- **Written request**:
Look through the material below for "page". Copy every line that contains it.

- **Data listing**:
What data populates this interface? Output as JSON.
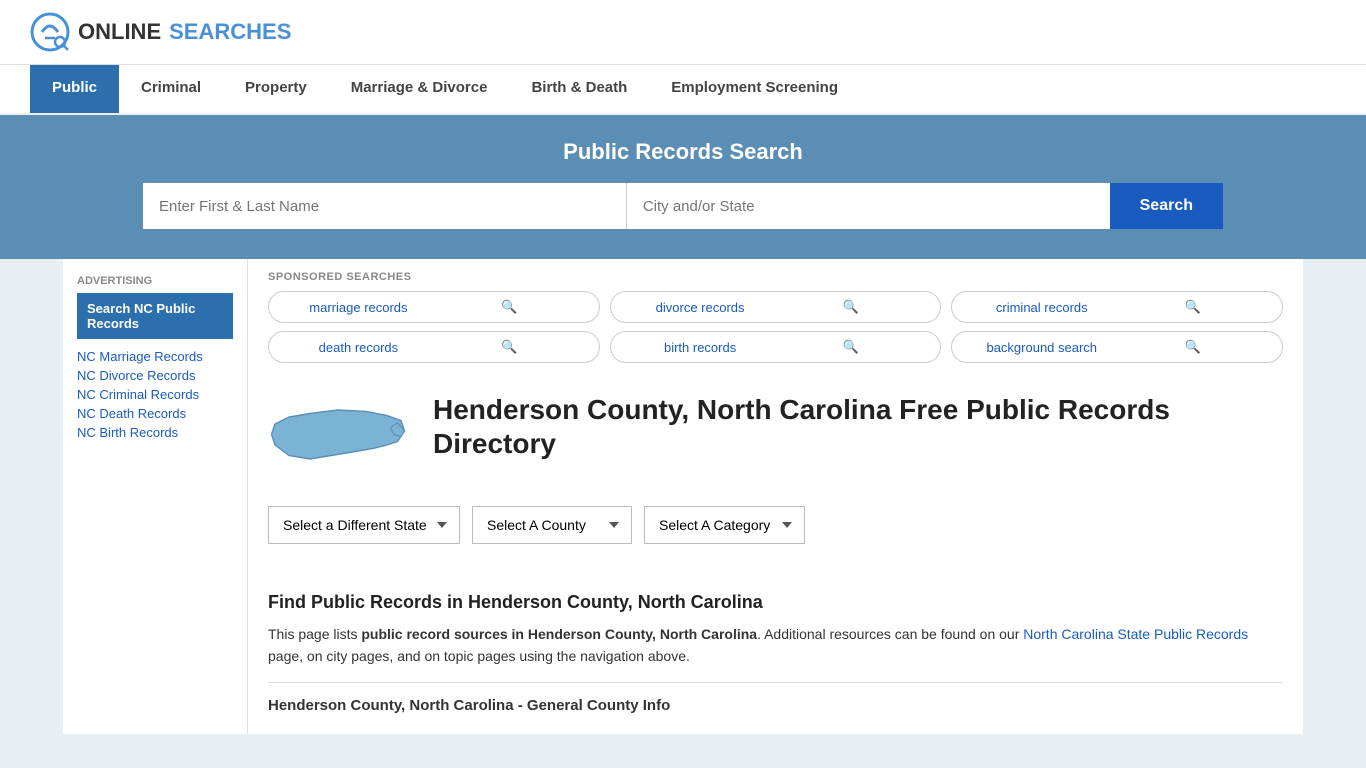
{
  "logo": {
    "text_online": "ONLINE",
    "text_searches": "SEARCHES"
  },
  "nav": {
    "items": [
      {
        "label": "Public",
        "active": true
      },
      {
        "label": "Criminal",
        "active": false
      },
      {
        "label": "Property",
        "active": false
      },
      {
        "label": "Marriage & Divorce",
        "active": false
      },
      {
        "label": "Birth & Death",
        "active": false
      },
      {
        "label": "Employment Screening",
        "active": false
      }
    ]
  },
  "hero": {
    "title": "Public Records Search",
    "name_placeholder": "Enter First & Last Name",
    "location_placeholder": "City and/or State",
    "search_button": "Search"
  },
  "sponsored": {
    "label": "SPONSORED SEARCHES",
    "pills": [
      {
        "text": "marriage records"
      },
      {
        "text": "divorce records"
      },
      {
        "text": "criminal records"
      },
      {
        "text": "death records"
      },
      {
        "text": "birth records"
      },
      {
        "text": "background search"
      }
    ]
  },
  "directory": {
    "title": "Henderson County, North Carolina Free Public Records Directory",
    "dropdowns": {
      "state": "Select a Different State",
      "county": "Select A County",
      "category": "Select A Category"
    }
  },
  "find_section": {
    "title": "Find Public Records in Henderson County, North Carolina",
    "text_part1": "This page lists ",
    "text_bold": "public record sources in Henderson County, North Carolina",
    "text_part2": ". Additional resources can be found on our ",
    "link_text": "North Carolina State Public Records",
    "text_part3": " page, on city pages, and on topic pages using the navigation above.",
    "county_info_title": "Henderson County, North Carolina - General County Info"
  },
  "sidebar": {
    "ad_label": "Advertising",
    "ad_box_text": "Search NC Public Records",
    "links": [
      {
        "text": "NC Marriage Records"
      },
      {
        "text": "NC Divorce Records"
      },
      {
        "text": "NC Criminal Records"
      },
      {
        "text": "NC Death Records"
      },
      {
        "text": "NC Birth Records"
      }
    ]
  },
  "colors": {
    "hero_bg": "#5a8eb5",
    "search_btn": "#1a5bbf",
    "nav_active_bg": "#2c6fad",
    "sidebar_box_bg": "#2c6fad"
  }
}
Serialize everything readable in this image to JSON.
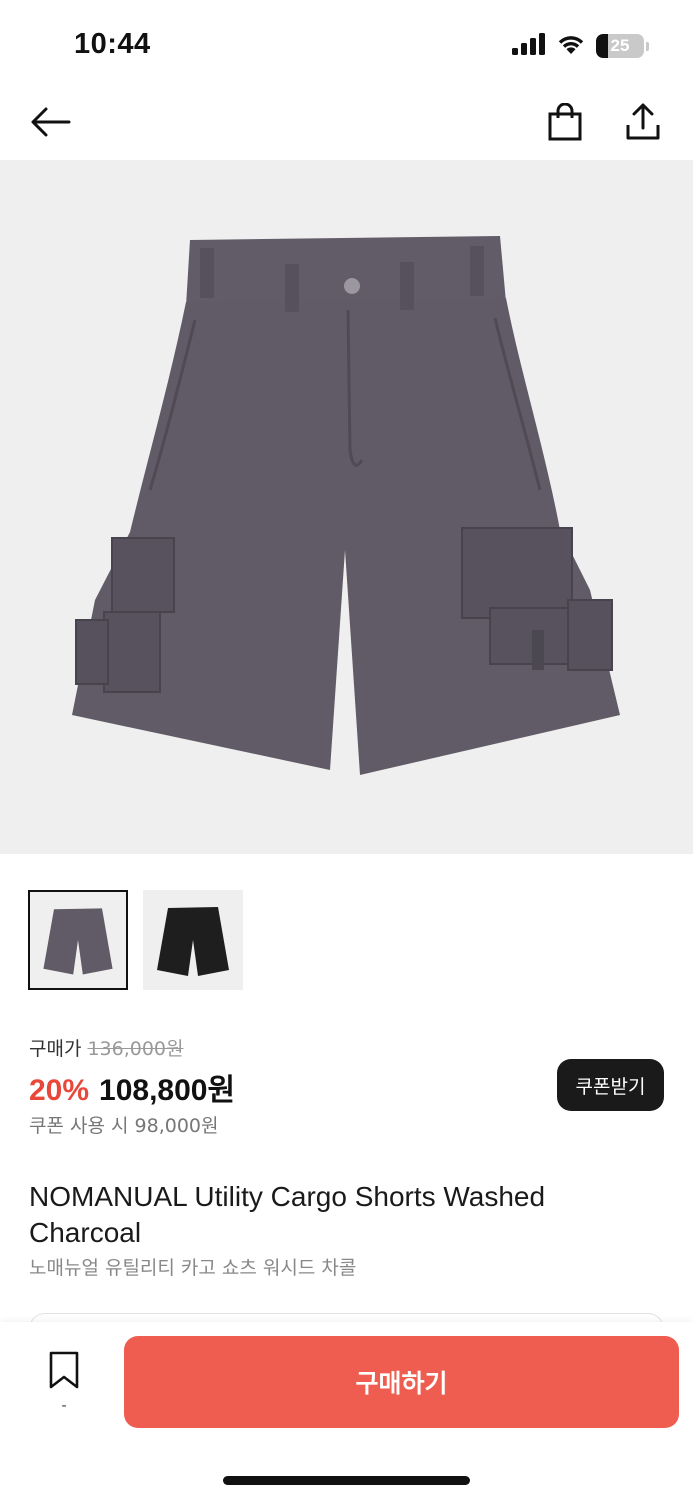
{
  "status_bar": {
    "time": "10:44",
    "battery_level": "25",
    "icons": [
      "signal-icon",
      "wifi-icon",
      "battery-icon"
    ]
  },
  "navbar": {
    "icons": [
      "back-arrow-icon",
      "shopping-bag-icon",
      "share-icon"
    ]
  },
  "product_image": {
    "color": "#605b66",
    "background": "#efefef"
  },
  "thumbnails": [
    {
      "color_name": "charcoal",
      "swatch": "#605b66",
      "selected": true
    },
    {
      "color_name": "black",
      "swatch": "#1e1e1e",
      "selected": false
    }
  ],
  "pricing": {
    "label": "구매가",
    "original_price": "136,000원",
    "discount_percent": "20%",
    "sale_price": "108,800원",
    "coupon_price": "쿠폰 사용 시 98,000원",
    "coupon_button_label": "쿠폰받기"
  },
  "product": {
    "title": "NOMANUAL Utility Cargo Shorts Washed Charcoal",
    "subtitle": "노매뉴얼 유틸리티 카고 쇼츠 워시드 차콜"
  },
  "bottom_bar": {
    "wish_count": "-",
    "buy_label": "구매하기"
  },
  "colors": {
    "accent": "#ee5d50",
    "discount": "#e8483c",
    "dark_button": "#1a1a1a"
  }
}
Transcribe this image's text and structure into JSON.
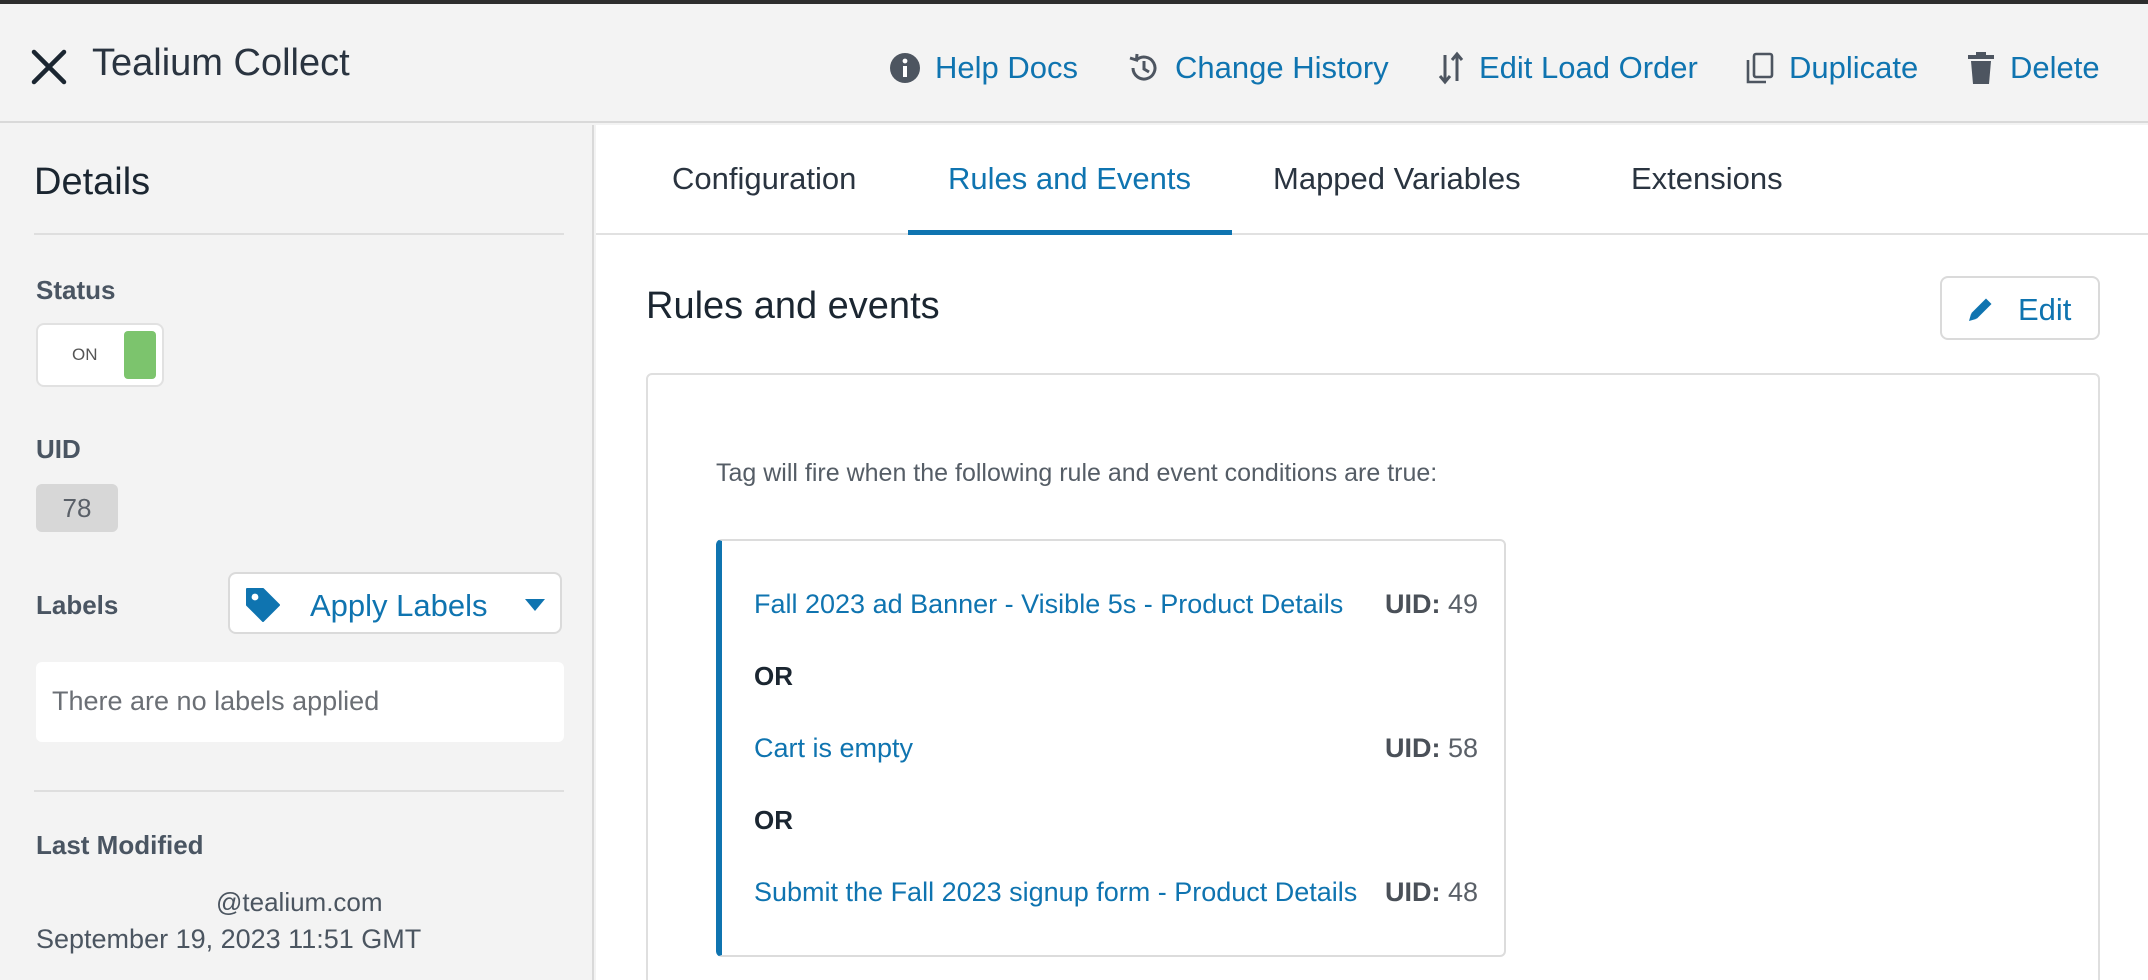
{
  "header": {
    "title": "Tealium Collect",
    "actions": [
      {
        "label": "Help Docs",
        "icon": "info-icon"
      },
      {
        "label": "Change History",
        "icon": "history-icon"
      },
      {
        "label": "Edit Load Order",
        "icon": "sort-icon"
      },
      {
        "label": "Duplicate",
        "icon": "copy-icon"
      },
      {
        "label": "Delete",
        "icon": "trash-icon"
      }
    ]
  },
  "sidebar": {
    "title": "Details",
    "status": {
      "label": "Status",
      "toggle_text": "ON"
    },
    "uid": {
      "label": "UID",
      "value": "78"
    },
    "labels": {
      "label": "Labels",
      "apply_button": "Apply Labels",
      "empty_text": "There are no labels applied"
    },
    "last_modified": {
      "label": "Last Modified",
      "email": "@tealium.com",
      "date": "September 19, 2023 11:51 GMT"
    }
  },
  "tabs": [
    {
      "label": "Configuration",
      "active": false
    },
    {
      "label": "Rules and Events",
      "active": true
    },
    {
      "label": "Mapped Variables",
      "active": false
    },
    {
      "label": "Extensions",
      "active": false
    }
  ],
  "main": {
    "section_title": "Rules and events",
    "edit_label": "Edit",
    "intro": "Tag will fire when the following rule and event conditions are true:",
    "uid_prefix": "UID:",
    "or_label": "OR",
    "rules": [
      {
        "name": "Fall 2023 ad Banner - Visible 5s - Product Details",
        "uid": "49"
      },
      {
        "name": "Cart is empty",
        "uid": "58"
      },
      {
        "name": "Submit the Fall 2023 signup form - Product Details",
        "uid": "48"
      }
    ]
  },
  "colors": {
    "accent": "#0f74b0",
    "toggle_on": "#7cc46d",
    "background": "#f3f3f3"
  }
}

- **Solution to this task**:
    "text_part1": "This page lists ",
    "text_part3": " page, on city pages, and on topic pages using the navigation above.",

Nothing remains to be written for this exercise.